* PROBLEM STATEMENT:
Tally the lines in the following entries that include the word "title"; state only the total.

* DATA FOR PROCESSING:

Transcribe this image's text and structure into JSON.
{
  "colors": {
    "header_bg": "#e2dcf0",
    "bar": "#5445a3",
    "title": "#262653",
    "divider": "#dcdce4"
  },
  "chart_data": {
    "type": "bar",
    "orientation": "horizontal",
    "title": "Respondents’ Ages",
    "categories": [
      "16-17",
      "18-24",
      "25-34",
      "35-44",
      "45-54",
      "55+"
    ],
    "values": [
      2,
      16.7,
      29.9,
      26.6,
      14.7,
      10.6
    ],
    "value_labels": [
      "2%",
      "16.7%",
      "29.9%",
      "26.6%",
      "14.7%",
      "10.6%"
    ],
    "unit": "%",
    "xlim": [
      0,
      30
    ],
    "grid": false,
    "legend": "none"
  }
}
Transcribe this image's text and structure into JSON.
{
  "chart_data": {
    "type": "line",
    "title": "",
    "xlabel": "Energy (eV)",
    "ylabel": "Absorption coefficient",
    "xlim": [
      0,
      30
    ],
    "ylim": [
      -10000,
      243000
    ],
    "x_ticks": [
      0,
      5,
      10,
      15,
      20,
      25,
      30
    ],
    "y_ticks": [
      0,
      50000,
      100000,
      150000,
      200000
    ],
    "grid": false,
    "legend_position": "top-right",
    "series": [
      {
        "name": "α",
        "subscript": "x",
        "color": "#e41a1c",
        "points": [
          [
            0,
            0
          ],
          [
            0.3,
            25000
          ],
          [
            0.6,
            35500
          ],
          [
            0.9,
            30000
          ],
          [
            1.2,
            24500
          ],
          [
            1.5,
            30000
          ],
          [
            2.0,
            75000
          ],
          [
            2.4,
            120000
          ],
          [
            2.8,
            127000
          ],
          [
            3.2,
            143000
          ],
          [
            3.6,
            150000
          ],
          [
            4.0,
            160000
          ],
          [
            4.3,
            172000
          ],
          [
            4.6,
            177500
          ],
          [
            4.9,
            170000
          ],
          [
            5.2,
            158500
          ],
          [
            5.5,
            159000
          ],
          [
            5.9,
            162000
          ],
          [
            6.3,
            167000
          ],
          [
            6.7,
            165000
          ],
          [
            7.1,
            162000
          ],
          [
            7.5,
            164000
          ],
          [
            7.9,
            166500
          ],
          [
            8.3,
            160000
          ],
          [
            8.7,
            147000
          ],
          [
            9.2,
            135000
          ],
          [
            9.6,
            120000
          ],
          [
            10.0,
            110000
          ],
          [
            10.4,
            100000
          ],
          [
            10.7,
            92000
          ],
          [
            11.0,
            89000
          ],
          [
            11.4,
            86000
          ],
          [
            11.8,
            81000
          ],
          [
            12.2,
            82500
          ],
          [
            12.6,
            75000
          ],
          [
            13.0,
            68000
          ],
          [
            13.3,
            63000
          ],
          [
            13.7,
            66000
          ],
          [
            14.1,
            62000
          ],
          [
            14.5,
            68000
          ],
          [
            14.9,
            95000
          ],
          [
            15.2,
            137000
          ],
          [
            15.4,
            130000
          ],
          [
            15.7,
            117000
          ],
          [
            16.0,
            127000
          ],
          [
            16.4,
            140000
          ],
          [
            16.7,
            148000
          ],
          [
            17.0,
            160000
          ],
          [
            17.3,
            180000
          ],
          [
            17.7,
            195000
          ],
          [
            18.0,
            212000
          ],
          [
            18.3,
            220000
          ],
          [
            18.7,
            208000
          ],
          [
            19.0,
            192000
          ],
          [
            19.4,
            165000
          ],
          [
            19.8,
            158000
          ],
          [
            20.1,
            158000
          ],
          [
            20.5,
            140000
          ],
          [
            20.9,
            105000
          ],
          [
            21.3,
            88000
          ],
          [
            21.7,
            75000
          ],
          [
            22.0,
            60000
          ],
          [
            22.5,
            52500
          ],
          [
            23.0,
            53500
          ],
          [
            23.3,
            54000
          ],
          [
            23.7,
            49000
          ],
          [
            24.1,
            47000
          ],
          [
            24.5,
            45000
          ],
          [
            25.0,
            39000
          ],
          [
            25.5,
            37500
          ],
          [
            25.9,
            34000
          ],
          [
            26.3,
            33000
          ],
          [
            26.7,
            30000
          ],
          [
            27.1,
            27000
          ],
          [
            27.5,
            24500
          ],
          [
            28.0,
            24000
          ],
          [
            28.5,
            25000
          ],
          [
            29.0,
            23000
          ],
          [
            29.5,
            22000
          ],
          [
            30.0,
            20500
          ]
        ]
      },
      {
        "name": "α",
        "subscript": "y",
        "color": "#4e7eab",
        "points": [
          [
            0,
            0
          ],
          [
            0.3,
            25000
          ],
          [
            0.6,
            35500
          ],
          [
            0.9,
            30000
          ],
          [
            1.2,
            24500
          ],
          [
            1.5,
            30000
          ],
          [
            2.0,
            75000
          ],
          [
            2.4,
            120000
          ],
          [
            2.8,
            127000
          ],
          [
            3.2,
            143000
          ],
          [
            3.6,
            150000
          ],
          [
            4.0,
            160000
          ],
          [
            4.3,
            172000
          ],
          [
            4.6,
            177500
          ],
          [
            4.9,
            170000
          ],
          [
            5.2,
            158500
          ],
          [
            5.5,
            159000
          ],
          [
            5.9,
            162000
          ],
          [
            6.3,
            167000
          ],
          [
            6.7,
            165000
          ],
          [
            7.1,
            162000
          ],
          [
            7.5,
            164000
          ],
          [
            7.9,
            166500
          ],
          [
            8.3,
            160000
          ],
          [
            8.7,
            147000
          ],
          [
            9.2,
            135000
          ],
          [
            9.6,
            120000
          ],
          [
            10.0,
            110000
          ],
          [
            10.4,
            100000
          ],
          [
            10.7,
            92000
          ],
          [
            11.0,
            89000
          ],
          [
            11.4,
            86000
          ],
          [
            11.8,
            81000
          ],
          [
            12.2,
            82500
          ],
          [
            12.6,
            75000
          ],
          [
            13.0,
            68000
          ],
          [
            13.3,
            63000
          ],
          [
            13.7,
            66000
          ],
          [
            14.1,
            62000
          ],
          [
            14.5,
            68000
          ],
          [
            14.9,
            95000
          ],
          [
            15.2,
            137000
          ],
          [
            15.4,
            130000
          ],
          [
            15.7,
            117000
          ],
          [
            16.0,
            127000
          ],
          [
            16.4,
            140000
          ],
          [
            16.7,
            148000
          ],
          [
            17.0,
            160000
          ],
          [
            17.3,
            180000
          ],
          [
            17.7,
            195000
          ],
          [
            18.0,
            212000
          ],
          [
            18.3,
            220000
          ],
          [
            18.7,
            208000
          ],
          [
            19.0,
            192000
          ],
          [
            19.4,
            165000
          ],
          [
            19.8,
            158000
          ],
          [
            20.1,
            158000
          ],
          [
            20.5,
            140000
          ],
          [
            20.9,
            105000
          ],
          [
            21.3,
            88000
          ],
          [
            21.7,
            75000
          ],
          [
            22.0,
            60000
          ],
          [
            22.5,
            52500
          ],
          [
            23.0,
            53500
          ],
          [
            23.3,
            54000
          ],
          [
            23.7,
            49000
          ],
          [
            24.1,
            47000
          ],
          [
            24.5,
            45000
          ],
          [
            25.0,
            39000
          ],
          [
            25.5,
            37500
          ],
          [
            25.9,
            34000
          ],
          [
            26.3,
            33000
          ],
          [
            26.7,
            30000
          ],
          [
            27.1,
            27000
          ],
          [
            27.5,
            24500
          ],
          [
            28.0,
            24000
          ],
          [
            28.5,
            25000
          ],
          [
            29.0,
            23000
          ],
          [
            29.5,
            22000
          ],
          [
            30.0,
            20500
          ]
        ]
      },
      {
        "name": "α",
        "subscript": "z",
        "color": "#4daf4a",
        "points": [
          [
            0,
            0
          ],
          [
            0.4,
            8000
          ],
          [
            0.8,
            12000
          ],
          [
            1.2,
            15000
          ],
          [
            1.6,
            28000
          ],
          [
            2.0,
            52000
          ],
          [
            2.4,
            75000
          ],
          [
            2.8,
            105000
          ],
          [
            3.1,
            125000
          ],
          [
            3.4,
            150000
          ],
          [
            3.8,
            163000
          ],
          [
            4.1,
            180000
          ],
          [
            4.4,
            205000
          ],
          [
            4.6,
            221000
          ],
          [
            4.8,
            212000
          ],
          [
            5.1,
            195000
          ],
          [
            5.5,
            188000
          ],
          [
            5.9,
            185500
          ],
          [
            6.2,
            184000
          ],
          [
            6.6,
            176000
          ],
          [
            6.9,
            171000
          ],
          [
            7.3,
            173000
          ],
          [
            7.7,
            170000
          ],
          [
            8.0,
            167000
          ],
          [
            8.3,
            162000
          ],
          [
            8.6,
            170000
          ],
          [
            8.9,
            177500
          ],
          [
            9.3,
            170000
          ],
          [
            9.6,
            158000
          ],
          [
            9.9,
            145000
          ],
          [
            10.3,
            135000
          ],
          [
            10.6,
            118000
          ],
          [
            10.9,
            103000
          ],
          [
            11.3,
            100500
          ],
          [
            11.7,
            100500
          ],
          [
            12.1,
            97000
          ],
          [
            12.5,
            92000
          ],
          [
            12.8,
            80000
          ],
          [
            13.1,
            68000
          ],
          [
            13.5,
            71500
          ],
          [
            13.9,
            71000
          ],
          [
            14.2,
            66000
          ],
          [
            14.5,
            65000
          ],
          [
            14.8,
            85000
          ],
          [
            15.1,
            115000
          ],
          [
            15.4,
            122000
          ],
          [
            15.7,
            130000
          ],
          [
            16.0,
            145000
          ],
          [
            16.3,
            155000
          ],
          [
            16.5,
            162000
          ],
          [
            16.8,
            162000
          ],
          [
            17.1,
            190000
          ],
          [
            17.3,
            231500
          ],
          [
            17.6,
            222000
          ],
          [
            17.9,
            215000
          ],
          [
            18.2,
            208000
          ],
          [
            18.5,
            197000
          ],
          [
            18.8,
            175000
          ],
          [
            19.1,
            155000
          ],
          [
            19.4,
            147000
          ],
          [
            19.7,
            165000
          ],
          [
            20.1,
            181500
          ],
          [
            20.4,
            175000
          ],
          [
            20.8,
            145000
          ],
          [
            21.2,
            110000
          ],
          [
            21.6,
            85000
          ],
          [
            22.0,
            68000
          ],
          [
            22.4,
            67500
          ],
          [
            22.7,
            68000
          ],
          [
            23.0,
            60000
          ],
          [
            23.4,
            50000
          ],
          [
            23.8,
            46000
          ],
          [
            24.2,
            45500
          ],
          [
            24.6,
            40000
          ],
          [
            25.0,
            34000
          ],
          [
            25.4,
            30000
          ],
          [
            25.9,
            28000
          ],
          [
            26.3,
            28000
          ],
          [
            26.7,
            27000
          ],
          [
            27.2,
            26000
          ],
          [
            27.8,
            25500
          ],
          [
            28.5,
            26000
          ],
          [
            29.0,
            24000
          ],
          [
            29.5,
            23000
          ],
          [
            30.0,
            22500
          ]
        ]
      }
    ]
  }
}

* WRITTEN SOLUTION:
3